- TASK PROMPT: Each line below should be quoted exactly, please.

- SUPPLIED MATERIAL:
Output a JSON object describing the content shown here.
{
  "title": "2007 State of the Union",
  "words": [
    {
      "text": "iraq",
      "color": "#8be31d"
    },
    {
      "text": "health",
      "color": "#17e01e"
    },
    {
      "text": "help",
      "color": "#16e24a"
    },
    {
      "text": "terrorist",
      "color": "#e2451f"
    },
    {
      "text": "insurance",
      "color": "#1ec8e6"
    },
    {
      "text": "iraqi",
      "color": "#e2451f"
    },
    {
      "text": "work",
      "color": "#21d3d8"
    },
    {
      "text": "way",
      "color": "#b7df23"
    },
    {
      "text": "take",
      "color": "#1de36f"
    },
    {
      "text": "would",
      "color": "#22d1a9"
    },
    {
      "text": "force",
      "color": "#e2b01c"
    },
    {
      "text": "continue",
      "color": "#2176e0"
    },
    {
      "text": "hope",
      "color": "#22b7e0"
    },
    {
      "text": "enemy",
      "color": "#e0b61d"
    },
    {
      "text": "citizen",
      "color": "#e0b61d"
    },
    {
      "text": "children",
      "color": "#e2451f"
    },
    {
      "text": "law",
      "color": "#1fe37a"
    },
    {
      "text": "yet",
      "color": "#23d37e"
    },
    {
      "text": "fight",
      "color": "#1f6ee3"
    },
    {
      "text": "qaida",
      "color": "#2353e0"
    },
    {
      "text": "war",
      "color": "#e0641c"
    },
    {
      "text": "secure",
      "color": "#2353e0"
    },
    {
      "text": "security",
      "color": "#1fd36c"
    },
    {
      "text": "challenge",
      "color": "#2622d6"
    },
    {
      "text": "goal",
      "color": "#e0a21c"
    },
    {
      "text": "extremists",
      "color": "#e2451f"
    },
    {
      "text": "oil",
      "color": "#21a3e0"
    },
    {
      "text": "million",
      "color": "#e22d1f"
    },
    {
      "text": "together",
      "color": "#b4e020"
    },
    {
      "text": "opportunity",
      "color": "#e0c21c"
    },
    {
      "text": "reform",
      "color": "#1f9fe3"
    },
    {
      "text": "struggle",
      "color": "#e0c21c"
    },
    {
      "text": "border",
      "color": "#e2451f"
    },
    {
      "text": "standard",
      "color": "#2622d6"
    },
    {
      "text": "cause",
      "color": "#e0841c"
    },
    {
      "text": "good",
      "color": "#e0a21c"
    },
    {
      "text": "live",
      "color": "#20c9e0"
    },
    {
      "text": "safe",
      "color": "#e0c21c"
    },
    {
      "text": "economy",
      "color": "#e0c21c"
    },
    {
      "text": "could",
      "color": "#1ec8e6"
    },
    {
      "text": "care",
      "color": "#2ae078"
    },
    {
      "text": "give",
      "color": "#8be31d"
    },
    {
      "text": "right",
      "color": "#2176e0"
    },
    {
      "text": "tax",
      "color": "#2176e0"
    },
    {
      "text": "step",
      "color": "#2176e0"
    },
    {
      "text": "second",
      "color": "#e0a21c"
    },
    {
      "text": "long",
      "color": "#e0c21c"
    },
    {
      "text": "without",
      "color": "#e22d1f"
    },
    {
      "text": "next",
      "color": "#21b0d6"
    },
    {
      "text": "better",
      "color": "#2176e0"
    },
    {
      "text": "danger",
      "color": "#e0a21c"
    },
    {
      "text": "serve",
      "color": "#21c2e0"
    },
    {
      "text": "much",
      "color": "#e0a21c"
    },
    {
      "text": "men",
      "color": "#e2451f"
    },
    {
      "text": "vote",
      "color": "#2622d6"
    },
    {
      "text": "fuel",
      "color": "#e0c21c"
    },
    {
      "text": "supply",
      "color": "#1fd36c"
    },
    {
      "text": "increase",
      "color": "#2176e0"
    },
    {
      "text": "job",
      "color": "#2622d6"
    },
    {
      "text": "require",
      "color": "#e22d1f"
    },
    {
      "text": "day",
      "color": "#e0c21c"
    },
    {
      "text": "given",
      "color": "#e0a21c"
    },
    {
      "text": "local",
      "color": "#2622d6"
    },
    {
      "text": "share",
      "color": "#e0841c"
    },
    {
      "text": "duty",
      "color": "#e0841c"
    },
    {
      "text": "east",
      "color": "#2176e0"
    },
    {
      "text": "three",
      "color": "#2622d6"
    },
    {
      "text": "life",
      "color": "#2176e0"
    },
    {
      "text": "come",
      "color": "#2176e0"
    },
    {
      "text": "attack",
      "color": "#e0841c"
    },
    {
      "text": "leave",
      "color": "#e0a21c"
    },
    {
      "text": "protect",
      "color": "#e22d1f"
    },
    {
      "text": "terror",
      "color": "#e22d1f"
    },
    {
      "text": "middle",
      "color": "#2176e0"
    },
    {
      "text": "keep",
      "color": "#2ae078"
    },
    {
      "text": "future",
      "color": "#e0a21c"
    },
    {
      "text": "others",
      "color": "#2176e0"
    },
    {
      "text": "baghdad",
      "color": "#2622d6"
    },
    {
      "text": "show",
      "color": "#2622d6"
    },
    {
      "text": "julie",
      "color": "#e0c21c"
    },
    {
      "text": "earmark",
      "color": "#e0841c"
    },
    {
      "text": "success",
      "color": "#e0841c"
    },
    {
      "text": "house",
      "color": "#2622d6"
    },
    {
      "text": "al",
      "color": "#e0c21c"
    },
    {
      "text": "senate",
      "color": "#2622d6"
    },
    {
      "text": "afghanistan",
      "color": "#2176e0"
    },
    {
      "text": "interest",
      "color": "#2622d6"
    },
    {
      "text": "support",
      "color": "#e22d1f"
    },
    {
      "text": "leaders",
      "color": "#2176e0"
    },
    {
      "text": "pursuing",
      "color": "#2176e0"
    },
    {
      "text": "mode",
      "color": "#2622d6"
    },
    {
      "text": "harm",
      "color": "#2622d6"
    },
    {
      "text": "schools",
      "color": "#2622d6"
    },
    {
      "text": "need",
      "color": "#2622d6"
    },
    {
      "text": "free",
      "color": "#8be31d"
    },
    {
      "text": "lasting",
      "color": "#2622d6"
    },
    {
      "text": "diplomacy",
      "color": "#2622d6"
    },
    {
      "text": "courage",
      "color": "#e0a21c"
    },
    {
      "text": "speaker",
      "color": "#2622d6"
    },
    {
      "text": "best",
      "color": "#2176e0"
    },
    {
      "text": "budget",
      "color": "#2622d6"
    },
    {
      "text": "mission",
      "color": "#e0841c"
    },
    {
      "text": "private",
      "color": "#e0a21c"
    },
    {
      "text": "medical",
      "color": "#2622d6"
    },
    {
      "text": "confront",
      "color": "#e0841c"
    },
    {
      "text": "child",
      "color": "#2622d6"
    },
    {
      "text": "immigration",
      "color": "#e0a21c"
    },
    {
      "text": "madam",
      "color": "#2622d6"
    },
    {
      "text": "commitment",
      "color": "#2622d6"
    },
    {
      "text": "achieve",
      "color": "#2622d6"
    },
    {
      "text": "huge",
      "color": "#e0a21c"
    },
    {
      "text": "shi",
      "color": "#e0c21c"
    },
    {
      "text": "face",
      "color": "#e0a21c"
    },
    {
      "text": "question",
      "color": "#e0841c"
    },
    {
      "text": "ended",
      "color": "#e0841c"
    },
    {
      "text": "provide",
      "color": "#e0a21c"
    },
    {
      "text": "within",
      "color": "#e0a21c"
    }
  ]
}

- EXERCISE ANSWER:
Output a JSON object describing the content shown here.
{
  "title": "2007 State of the Union",
  "words": [
    {
      "text": "iraq",
      "color": "#8be31d"
    },
    {
      "text": "health",
      "color": "#17e01e"
    },
    {
      "text": "help",
      "color": "#16e24a"
    },
    {
      "text": "terrorist",
      "color": "#e2451f"
    },
    {
      "text": "insurance",
      "color": "#1ec8e6"
    },
    {
      "text": "iraqi",
      "color": "#e2451f"
    },
    {
      "text": "work",
      "color": "#21d3d8"
    },
    {
      "text": "way",
      "color": "#b7df23"
    },
    {
      "text": "take",
      "color": "#1de36f"
    },
    {
      "text": "would",
      "color": "#22d1a9"
    },
    {
      "text": "force",
      "color": "#e2b01c"
    },
    {
      "text": "continue",
      "color": "#2176e0"
    },
    {
      "text": "hope",
      "color": "#22b7e0"
    },
    {
      "text": "enemy",
      "color": "#e0b61d"
    },
    {
      "text": "citizen",
      "color": "#e0b61d"
    },
    {
      "text": "children",
      "color": "#e2451f"
    },
    {
      "text": "law",
      "color": "#1fe37a"
    },
    {
      "text": "yet",
      "color": "#23d37e"
    },
    {
      "text": "fight",
      "color": "#1f6ee3"
    },
    {
      "text": "qaida",
      "color": "#2353e0"
    },
    {
      "text": "war",
      "color": "#e0641c"
    },
    {
      "text": "secure",
      "color": "#2353e0"
    },
    {
      "text": "security",
      "color": "#1fd36c"
    },
    {
      "text": "challenge",
      "color": "#2622d6"
    },
    {
      "text": "goal",
      "color": "#e0a21c"
    },
    {
      "text": "extremists",
      "color": "#e2451f"
    },
    {
      "text": "oil",
      "color": "#21a3e0"
    },
    {
      "text": "million",
      "color": "#e22d1f"
    },
    {
      "text": "together",
      "color": "#b4e020"
    },
    {
      "text": "opportunity",
      "color": "#e0c21c"
    },
    {
      "text": "reform",
      "color": "#1f9fe3"
    },
    {
      "text": "struggle",
      "color": "#e0c21c"
    },
    {
      "text": "border",
      "color": "#e2451f"
    },
    {
      "text": "standard",
      "color": "#2622d6"
    },
    {
      "text": "cause",
      "color": "#e0841c"
    },
    {
      "text": "good",
      "color": "#e0a21c"
    },
    {
      "text": "live",
      "color": "#20c9e0"
    },
    {
      "text": "safe",
      "color": "#e0c21c"
    },
    {
      "text": "economy",
      "color": "#e0c21c"
    },
    {
      "text": "could",
      "color": "#1ec8e6"
    },
    {
      "text": "care",
      "color": "#2ae078"
    },
    {
      "text": "give",
      "color": "#8be31d"
    },
    {
      "text": "right",
      "color": "#2176e0"
    },
    {
      "text": "tax",
      "color": "#2176e0"
    },
    {
      "text": "step",
      "color": "#2176e0"
    },
    {
      "text": "second",
      "color": "#e0a21c"
    },
    {
      "text": "long",
      "color": "#e0c21c"
    },
    {
      "text": "without",
      "color": "#e22d1f"
    },
    {
      "text": "next",
      "color": "#21b0d6"
    },
    {
      "text": "better",
      "color": "#2176e0"
    },
    {
      "text": "danger",
      "color": "#e0a21c"
    },
    {
      "text": "serve",
      "color": "#21c2e0"
    },
    {
      "text": "much",
      "color": "#e0a21c"
    },
    {
      "text": "men",
      "color": "#e2451f"
    },
    {
      "text": "vote",
      "color": "#2622d6"
    },
    {
      "text": "fuel",
      "color": "#e0c21c"
    },
    {
      "text": "supply",
      "color": "#1fd36c"
    },
    {
      "text": "increase",
      "color": "#2176e0"
    },
    {
      "text": "job",
      "color": "#2622d6"
    },
    {
      "text": "require",
      "color": "#e22d1f"
    },
    {
      "text": "day",
      "color": "#e0c21c"
    },
    {
      "text": "given",
      "color": "#e0a21c"
    },
    {
      "text": "local",
      "color": "#2622d6"
    },
    {
      "text": "share",
      "color": "#e0841c"
    },
    {
      "text": "duty",
      "color": "#e0841c"
    },
    {
      "text": "east",
      "color": "#2176e0"
    },
    {
      "text": "three",
      "color": "#2622d6"
    },
    {
      "text": "life",
      "color": "#2176e0"
    },
    {
      "text": "come",
      "color": "#2176e0"
    },
    {
      "text": "attack",
      "color": "#e0841c"
    },
    {
      "text": "leave",
      "color": "#e0a21c"
    },
    {
      "text": "protect",
      "color": "#e22d1f"
    },
    {
      "text": "terror",
      "color": "#e22d1f"
    },
    {
      "text": "middle",
      "color": "#2176e0"
    },
    {
      "text": "keep",
      "color": "#2ae078"
    },
    {
      "text": "future",
      "color": "#e0a21c"
    },
    {
      "text": "others",
      "color": "#2176e0"
    },
    {
      "text": "baghdad",
      "color": "#2622d6"
    },
    {
      "text": "show",
      "color": "#2622d6"
    },
    {
      "text": "julie",
      "color": "#e0c21c"
    },
    {
      "text": "earmark",
      "color": "#e0841c"
    },
    {
      "text": "success",
      "color": "#e0841c"
    },
    {
      "text": "house",
      "color": "#2622d6"
    },
    {
      "text": "al",
      "color": "#e0c21c"
    },
    {
      "text": "senate",
      "color": "#2622d6"
    },
    {
      "text": "afghanistan",
      "color": "#2176e0"
    },
    {
      "text": "interest",
      "color": "#2622d6"
    },
    {
      "text": "support",
      "color": "#e22d1f"
    },
    {
      "text": "leaders",
      "color": "#2176e0"
    },
    {
      "text": "pursuing",
      "color": "#2176e0"
    },
    {
      "text": "mode",
      "color": "#2622d6"
    },
    {
      "text": "harm",
      "color": "#2622d6"
    },
    {
      "text": "schools",
      "color": "#2622d6"
    },
    {
      "text": "need",
      "color": "#2622d6"
    },
    {
      "text": "free",
      "color": "#8be31d"
    },
    {
      "text": "lasting",
      "color": "#2622d6"
    },
    {
      "text": "diplomacy",
      "color": "#2622d6"
    },
    {
      "text": "courage",
      "color": "#e0a21c"
    },
    {
      "text": "speaker",
      "color": "#2622d6"
    },
    {
      "text": "best",
      "color": "#2176e0"
    },
    {
      "text": "budget",
      "color": "#2622d6"
    },
    {
      "text": "mission",
      "color": "#e0841c"
    },
    {
      "text": "private",
      "color": "#e0a21c"
    },
    {
      "text": "medical",
      "color": "#2622d6"
    },
    {
      "text": "confront",
      "color": "#e0841c"
    },
    {
      "text": "child",
      "color": "#2622d6"
    },
    {
      "text": "immigration",
      "color": "#e0a21c"
    },
    {
      "text": "madam",
      "color": "#2622d6"
    },
    {
      "text": "commitment",
      "color": "#2622d6"
    },
    {
      "text": "achieve",
      "color": "#2622d6"
    },
    {
      "text": "huge",
      "color": "#e0a21c"
    },
    {
      "text": "shi",
      "color": "#e0c21c"
    },
    {
      "text": "face",
      "color": "#e0a21c"
    },
    {
      "text": "question",
      "color": "#e0841c"
    },
    {
      "text": "ended",
      "color": "#e0841c"
    },
    {
      "text": "provide",
      "color": "#e0a21c"
    },
    {
      "text": "within",
      "color": "#e0a21c"
    }
  ]
}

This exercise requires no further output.